• [WORK INSTRUCTIONS]: Set down each entry exactly as given; pictures should not appear in the copy.
+--
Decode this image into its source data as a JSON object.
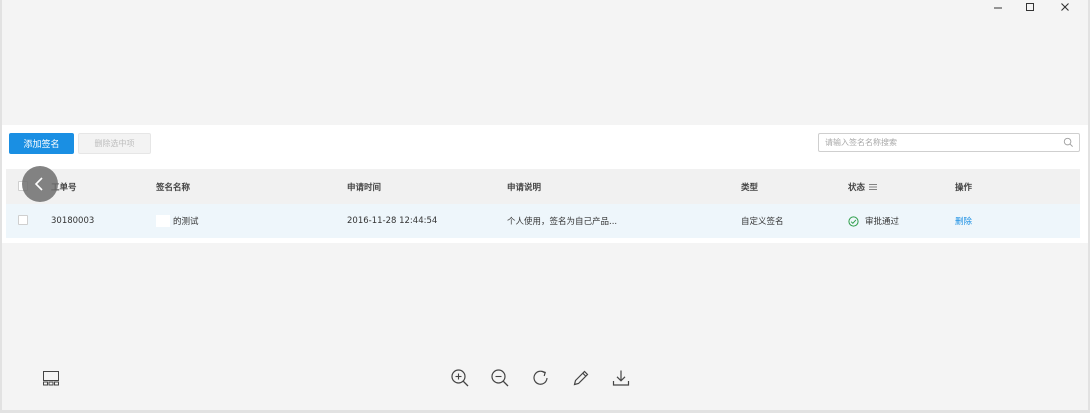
{
  "window": {
    "controls": [
      "minimize-icon",
      "maximize-icon",
      "close-icon"
    ]
  },
  "toolbar": {
    "add_label": "添加签名",
    "delete_selected_label": "删除选中项"
  },
  "search": {
    "placeholder": "请输入签名名称搜索",
    "value": ""
  },
  "table": {
    "headers": {
      "ticket_no": "工单号",
      "name": "签名名称",
      "apply_time": "申请时间",
      "description": "申请说明",
      "type": "类型",
      "status": "状态",
      "actions": "操作"
    },
    "rows": [
      {
        "ticket_no": "30180003",
        "name": "的测试",
        "apply_time": "2016-11-28 12:44:54",
        "description": "个人使用，签名为自己产品...",
        "type": "自定义签名",
        "status": "审批通过",
        "action": "删除"
      }
    ]
  },
  "colors": {
    "accent": "#1a8fe3",
    "success": "#2e9e4a",
    "row_highlight": "#eef6fb"
  },
  "viewer_tools": [
    "thumbnail-icon",
    "zoom-in-icon",
    "zoom-out-icon",
    "rotate-icon",
    "edit-icon",
    "download-icon"
  ]
}
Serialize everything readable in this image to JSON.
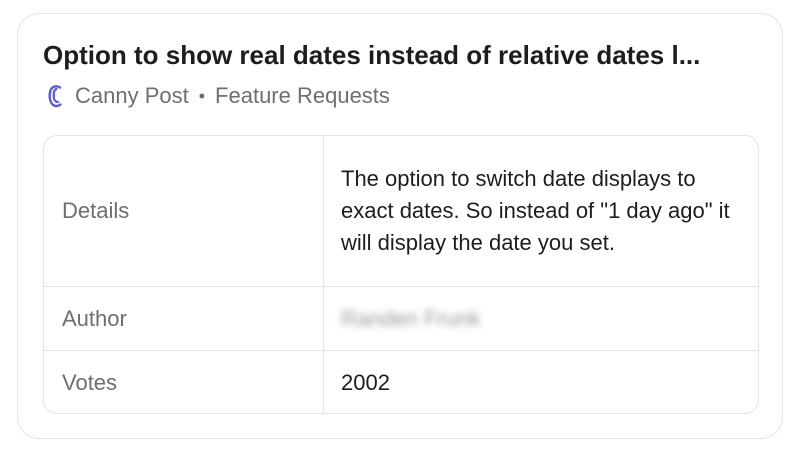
{
  "card": {
    "title": "Option to show real dates instead of relative dates l...",
    "source": "Canny Post",
    "separator": "•",
    "category": "Feature Requests",
    "logo_icon": "canny-logo-icon",
    "accent_color": "#5b5bd6"
  },
  "table": {
    "rows": [
      {
        "label": "Details",
        "value": "The option to switch date displays to exact dates. So instead of \"1 day ago\" it will display the date you set."
      },
      {
        "label": "Author",
        "value": "Randen Frunk"
      },
      {
        "label": "Votes",
        "value": "2002"
      }
    ]
  }
}
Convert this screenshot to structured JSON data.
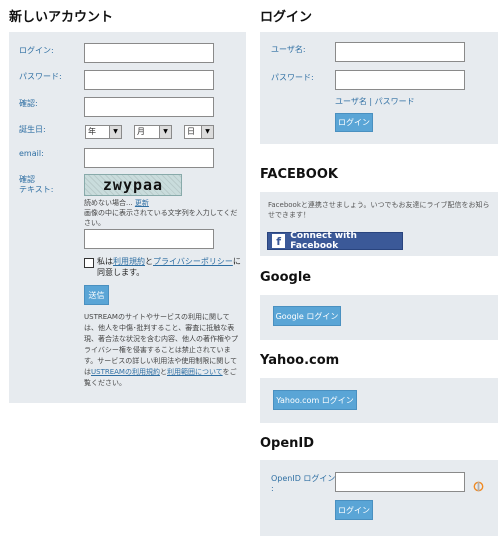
{
  "new_account": {
    "title": "新しいアカウント",
    "login_label": "ログイン:",
    "password_label": "パスワード:",
    "confirm_label": "確認:",
    "birthday_label": "誕生日:",
    "year": "年",
    "month": "月",
    "day": "日",
    "email_label": "email:",
    "confirm_text_label_1": "確認",
    "confirm_text_label_2": "テキスト:",
    "captcha_text": "zwypaa",
    "unreadable": "読めない場合...",
    "refresh_link": "更新",
    "captcha_instruction": "画像の中に表示されている文字列を入力してください。",
    "terms_prefix": "私は",
    "terms_link": "利用規約",
    "terms_and": "と",
    "privacy_link": "プライバシーポリシー",
    "terms_suffix": "に同意します。",
    "submit": "送信",
    "notice_text": "USTREAMのサイトやサービスの利用に関しては、他人を中傷･批判すること、審査に抵触な表現、著合法な状況を含む内容、他人の著作権やプライバシー権を侵害することは禁止されています。サービスの詳しい利用法や使用制限に関しては",
    "notice_link_1": "USTREAMの利用規約",
    "notice_and": "と",
    "notice_link_2": "利用範囲について",
    "notice_suffix": "をご覧ください。"
  },
  "login": {
    "title": "ログイン",
    "username_label": "ユーザ名:",
    "password_label": "パスワード:",
    "username_link": "ユーザ名",
    "separator": " | ",
    "password_link": "パスワード",
    "button": "ログイン"
  },
  "facebook": {
    "title": "FACEBOOK",
    "description": "Facebookと連携させましょう。いつでもお友達にライブ配信をお知らせできます！",
    "connect_label": "Connect with Facebook",
    "icon_letter": "f"
  },
  "google": {
    "title": "Google",
    "button": "Google ログイン"
  },
  "yahoo": {
    "title": "Yahoo.com",
    "button": "Yahoo.com ログイン"
  },
  "openid": {
    "title": "OpenID",
    "label_1": "OpenID ログイン",
    "label_2": ":",
    "button": "ログイン"
  }
}
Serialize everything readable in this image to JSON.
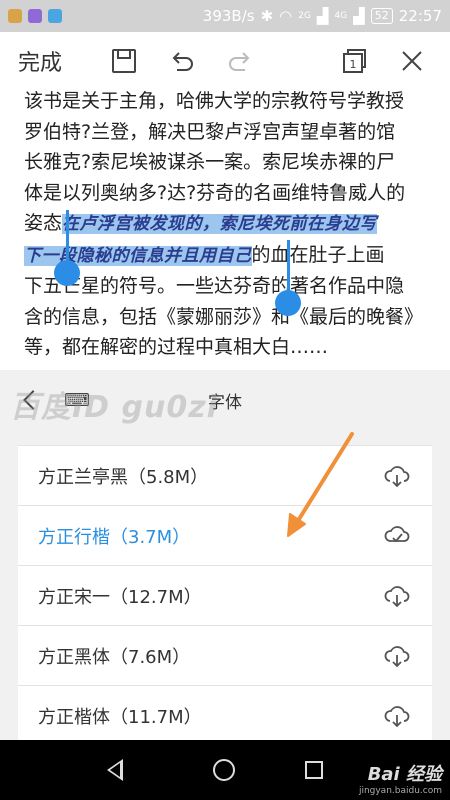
{
  "status_bar": {
    "speed": "393B/s",
    "signal_1": "2G",
    "signal_2": "4G",
    "battery": "52",
    "time": "22:57",
    "app_icon_colors": [
      "#d9a34a",
      "#8f6ad6",
      "#4aa5e0"
    ]
  },
  "toolbar": {
    "done_label": "完成",
    "tab_count": "1",
    "icons": [
      "save-icon",
      "undo-icon",
      "redo-icon",
      "tabs-icon",
      "close-icon"
    ]
  },
  "content": {
    "line1": "该书是关于主角，哈佛大学的宗教符号学教授",
    "line2": "罗伯特?兰登，解决巴黎卢浮宫声望卓著的馆",
    "line3": "长雅克?索尼埃被谋杀一案。索尼埃赤裸的尸",
    "line4": "体是以列奥纳多?达?芬奇的名画维特鲁威人的",
    "line5_pre": "姿态",
    "line5_sel": "在卢浮宫被发现的，索尼埃死前在身边写",
    "line6_sel": "下一段隐秘的信息并且用自己",
    "line6_post": "的血在肚子上画",
    "line7": "下五芒星的符号。一些达芬奇的著名作品中隐",
    "line8": "含的信息，包括《蒙娜丽莎》和《最后的晚餐》",
    "line9": "等，都在解密的过程中真相大白……"
  },
  "font_panel": {
    "title": "字体",
    "watermark": "百度ID gu0zi",
    "fonts": [
      {
        "label": "方正兰亭黑（5.8M）",
        "active": false
      },
      {
        "label": "方正行楷（3.7M）",
        "active": true
      },
      {
        "label": "方正宋一（12.7M）",
        "active": false
      },
      {
        "label": "方正黑体（7.6M）",
        "active": false
      },
      {
        "label": "方正楷体（11.7M）",
        "active": false
      }
    ]
  },
  "colors": {
    "accent": "#2b8fe0",
    "selection": "#9dc6ee",
    "arrow": "#f0913a"
  },
  "nav_watermark": {
    "logo": "Bai 经验",
    "url": "jingyan.baidu.com"
  }
}
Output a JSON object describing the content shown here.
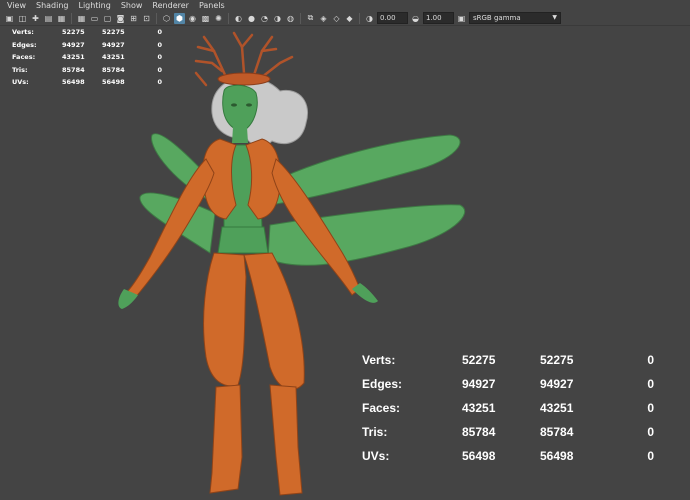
+--
• [OUTPUT]:
Decode this image into its source data as a JSON object.
{
  "window": {
    "controls": [
      "minimize-icon",
      "maximize-icon",
      "close-icon"
    ]
  },
  "toolbar": {
    "add_label": "添加签名",
    "delete_selected_label": "删除选中项"
  },
  "search": {
    "placeholder": "请输入签名名称搜索",
    "value": ""
  },
  "table": {
    "headers": {
      "ticket_no": "工单号",
      "name": "签名名称",
      "apply_time": "申请时间",
      "description": "申请说明",
      "type": "类型",
      "status": "状态",
      "actions": "操作"
    },
    "rows": [
      {
        "ticket_no": "30180003",
        "name": "的测试",
        "apply_time": "2016-11-28 12:44:54",
        "description": "个人使用，签名为自己产品...",
        "type": "自定义签名",
        "status": "审批通过",
        "action": "删除"
      }
    ]
  },
  "colors": {
    "accent": "#1a8fe3",
    "success": "#2e9e4a",
    "row_highlight": "#eef6fb"
  },
  "viewer_tools": [
    "thumbnail-icon",
    "zoom-in-icon",
    "zoom-out-icon",
    "rotate-icon",
    "edit-icon",
    "download-icon"
  ]
}
Serialize everything readable in this image to JSON.
{
  "card": {
    "title": "Option to show real dates instead of relative dates l...",
    "source": "Canny Post",
    "separator": "•",
    "category": "Feature Requests",
    "logo_icon": "canny-logo-icon",
    "accent_color": "#5b5bd6"
  },
  "table": {
    "rows": [
      {
        "label": "Details",
        "value": "The option to switch date displays to exact dates. So instead of \"1 day ago\" it will display the date you set."
      },
      {
        "label": "Author",
        "value": "Randen Frunk"
      },
      {
        "label": "Votes",
        "value": "2002"
      }
    ]
  }
}
Convert this screenshot to structured JSON data.
{
  "new_account": {
    "title": "新しいアカウント",
    "login_label": "ログイン:",
    "password_label": "パスワード:",
    "confirm_label": "確認:",
    "birthday_label": "誕生日:",
    "year": "年",
    "month": "月",
    "day": "日",
    "email_label": "email:",
    "confirm_text_label_1": "確認",
    "confirm_text_label_2": "テキスト:",
    "captcha_text": "zwypaa",
    "unreadable": "読めない場合...",
    "refresh_link": "更新",
    "captcha_instruction": "画像の中に表示されている文字列を入力してください。",
    "terms_prefix": "私は",
    "terms_link": "利用規約",
    "terms_and": "と",
    "privacy_link": "プライバシーポリシー",
    "terms_suffix": "に同意します。",
    "submit": "送信",
    "notice_text": "USTREAMのサイトやサービスの利用に関しては、他人を中傷･批判すること、審査に抵触な表現、著合法な状況を含む内容、他人の著作権やプライバシー権を侵害することは禁止されています。サービスの詳しい利用法や使用制限に関しては",
    "notice_link_1": "USTREAMの利用規約",
    "notice_and": "と",
    "notice_link_2": "利用範囲について",
    "notice_suffix": "をご覧ください。"
  },
  "login": {
    "title": "ログイン",
    "username_label": "ユーザ名:",
    "password_label": "パスワード:",
    "username_link": "ユーザ名",
    "separator": " | ",
    "password_link": "パスワード",
    "button": "ログイン"
  },
  "facebook": {
    "title": "FACEBOOK",
    "description": "Facebookと連携させましょう。いつでもお友達にライブ配信をお知らせできます！",
    "connect_label": "Connect with Facebook",
    "icon_letter": "f"
  },
  "google": {
    "title": "Google",
    "button": "Google ログイン"
  },
  "yahoo": {
    "title": "Yahoo.com",
    "button": "Yahoo.com ログイン"
  },
  "openid": {
    "title": "OpenID",
    "label_1": "OpenID ログイン",
    "label_2": ":",
    "button": "ログイン"
  }
}
Serialize everything readable in this image to JSON.
{
  "status_bar": {
    "speed": "393B/s",
    "signal_1": "2G",
    "signal_2": "4G",
    "battery": "52",
    "time": "22:57",
    "app_icon_colors": [
      "#d9a34a",
      "#8f6ad6",
      "#4aa5e0"
    ]
  },
  "toolbar": {
    "done_label": "完成",
    "tab_count": "1",
    "icons": [
      "save-icon",
      "undo-icon",
      "redo-icon",
      "tabs-icon",
      "close-icon"
    ]
  },
  "content": {
    "line1": "该书是关于主角，哈佛大学的宗教符号学教授",
    "line2": "罗伯特?兰登，解决巴黎卢浮宫声望卓著的馆",
    "line3": "长雅克?索尼埃被谋杀一案。索尼埃赤裸的尸",
    "line4": "体是以列奥纳多?达?芬奇的名画维特鲁威人的",
    "line5_pre": "姿态",
    "line5_sel": "在卢浮宫被发现的，索尼埃死前在身边写",
    "line6_sel": "下一段隐秘的信息并且用自己",
    "line6_post": "的血在肚子上画",
    "line7": "下五芒星的符号。一些达芬奇的著名作品中隐",
    "line8": "含的信息，包括《蒙娜丽莎》和《最后的晚餐》",
    "line9": "等，都在解密的过程中真相大白……"
  },
  "font_panel": {
    "title": "字体",
    "watermark": "百度ID gu0zi",
    "fonts": [
      {
        "label": "方正兰亭黑（5.8M）",
        "active": false
      },
      {
        "label": "方正行楷（3.7M）",
        "active": true
      },
      {
        "label": "方正宋一（12.7M）",
        "active": false
      },
      {
        "label": "方正黑体（7.6M）",
        "active": false
      },
      {
        "label": "方正楷体（11.7M）",
        "active": false
      }
    ]
  },
  "colors": {
    "accent": "#2b8fe0",
    "selection": "#9dc6ee",
    "arrow": "#f0913a"
  },
  "nav_watermark": {
    "logo": "Bai 经验",
    "url": "jingyan.baidu.com"
  }
}
Output a JSON object describing the content shown here.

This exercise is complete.